Do this >>
Revise the items starting with the line that contains "149, 115, 156]" and going on through the line that contains "305, 612, 312]", changing "x-tick-label" to "x-axis-label" and leaving everything else as it is.

Stored rows >>
Start

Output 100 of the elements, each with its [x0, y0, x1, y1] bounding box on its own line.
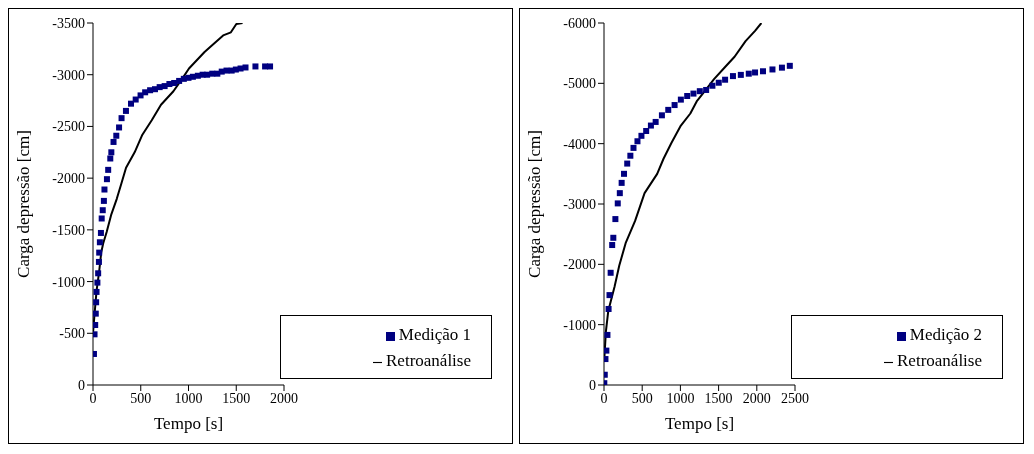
point	[108, 149, 115, 156]
point	[97, 229, 104, 236]
x-tick-label: 0	[89, 390, 97, 406]
point	[652, 118, 659, 125]
x-tick-label: 2000	[270, 390, 298, 406]
point	[722, 76, 729, 83]
point	[729, 73, 736, 80]
x-tick-label: 1000	[666, 390, 695, 406]
point	[607, 269, 614, 276]
y-tick-label: -1500	[52, 222, 85, 238]
point	[778, 64, 785, 71]
point	[605, 305, 612, 312]
point	[696, 88, 703, 95]
point	[665, 106, 672, 113]
point	[627, 152, 634, 159]
y-axis-title: Carga depressão [cm]	[525, 130, 545, 278]
y-tick-label: -1000	[52, 274, 85, 290]
point	[100, 197, 107, 204]
point	[93, 322, 99, 329]
y-tick-label: -1000	[563, 317, 596, 333]
y-tick-label: 0	[78, 377, 85, 393]
point	[96, 239, 103, 246]
x-tick-label: 2000	[742, 390, 771, 406]
y-tick-label: -2000	[52, 171, 85, 187]
point	[677, 96, 684, 103]
point	[242, 64, 249, 71]
point	[116, 124, 123, 131]
point	[745, 70, 752, 77]
point	[647, 122, 654, 129]
y-tick-label: -4000	[563, 136, 596, 152]
point	[759, 68, 766, 75]
x-tick-label: 500	[130, 390, 152, 406]
legend-label: Medição 1	[398, 325, 471, 344]
point	[690, 90, 697, 97]
x-tick-label: 2500	[781, 390, 809, 406]
point	[624, 160, 631, 167]
point	[715, 79, 722, 86]
point	[610, 234, 617, 241]
point	[128, 100, 135, 107]
x-tick-label: 1500	[222, 390, 251, 406]
point	[614, 200, 621, 207]
point	[93, 310, 99, 317]
point	[110, 138, 117, 145]
point	[786, 62, 793, 69]
legend-label: Medição 2	[909, 325, 982, 344]
point	[634, 138, 641, 145]
x-tick-label: 1500	[704, 390, 733, 406]
y-tick-label: -2500	[52, 119, 85, 135]
point	[94, 279, 101, 286]
y-tick-label: -3000	[563, 196, 596, 212]
x-axis-title: Tempo [s]	[153, 414, 224, 433]
point	[606, 292, 613, 299]
y-tick-label: -5000	[563, 76, 596, 92]
point	[93, 299, 100, 306]
point	[93, 331, 98, 338]
point	[267, 63, 274, 70]
point	[98, 215, 105, 222]
point	[752, 69, 759, 76]
x-tick-label: 1000	[174, 390, 203, 406]
point	[684, 93, 691, 99]
point	[709, 82, 716, 89]
y-tick-label: -3000	[52, 67, 85, 83]
y-tick-label: -2000	[563, 257, 596, 273]
point	[96, 249, 103, 256]
point	[612, 216, 619, 223]
point	[621, 170, 628, 177]
point	[737, 71, 744, 78]
point	[671, 102, 678, 109]
point	[95, 258, 102, 265]
x-tick-label: 500	[631, 390, 653, 406]
point	[769, 66, 776, 73]
point	[658, 112, 665, 119]
y-axis-title: Carga depressão [cm]	[14, 130, 34, 278]
point	[95, 270, 102, 277]
legend-label: Retroanálise	[386, 351, 471, 370]
point	[107, 155, 114, 162]
point	[93, 288, 100, 295]
point	[105, 166, 112, 173]
legend-label: Retroanálise	[897, 351, 982, 370]
point	[638, 132, 645, 139]
point	[643, 128, 650, 134]
y-tick-label: -6000	[563, 15, 596, 31]
point	[132, 96, 139, 103]
point	[122, 107, 129, 114]
y-tick-label: 0	[589, 377, 596, 393]
point	[113, 132, 120, 139]
y-tick-label: -500	[59, 326, 85, 342]
point	[703, 86, 710, 93]
point	[252, 63, 259, 70]
point	[604, 347, 610, 354]
point	[618, 179, 625, 186]
x-tick-label: 0	[600, 390, 608, 406]
point	[101, 186, 108, 193]
point	[609, 242, 616, 249]
point	[118, 115, 125, 122]
point	[604, 331, 611, 338]
point	[616, 190, 623, 197]
x-axis-title: Tempo [s]	[664, 414, 735, 433]
y-tick-label: -3500	[52, 15, 85, 31]
point	[99, 207, 106, 214]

End

Answer below >>
point	[108, 149, 115, 156]
point	[97, 229, 104, 236]
x-axis-label: 0	[89, 390, 97, 406]
point	[652, 118, 659, 125]
x-axis-label: 2000	[270, 390, 298, 406]
point	[722, 76, 729, 83]
point	[729, 73, 736, 80]
x-axis-label: 1000	[666, 390, 695, 406]
point	[607, 269, 614, 276]
y-tick-label: -1500	[52, 222, 85, 238]
point	[778, 64, 785, 71]
point	[605, 305, 612, 312]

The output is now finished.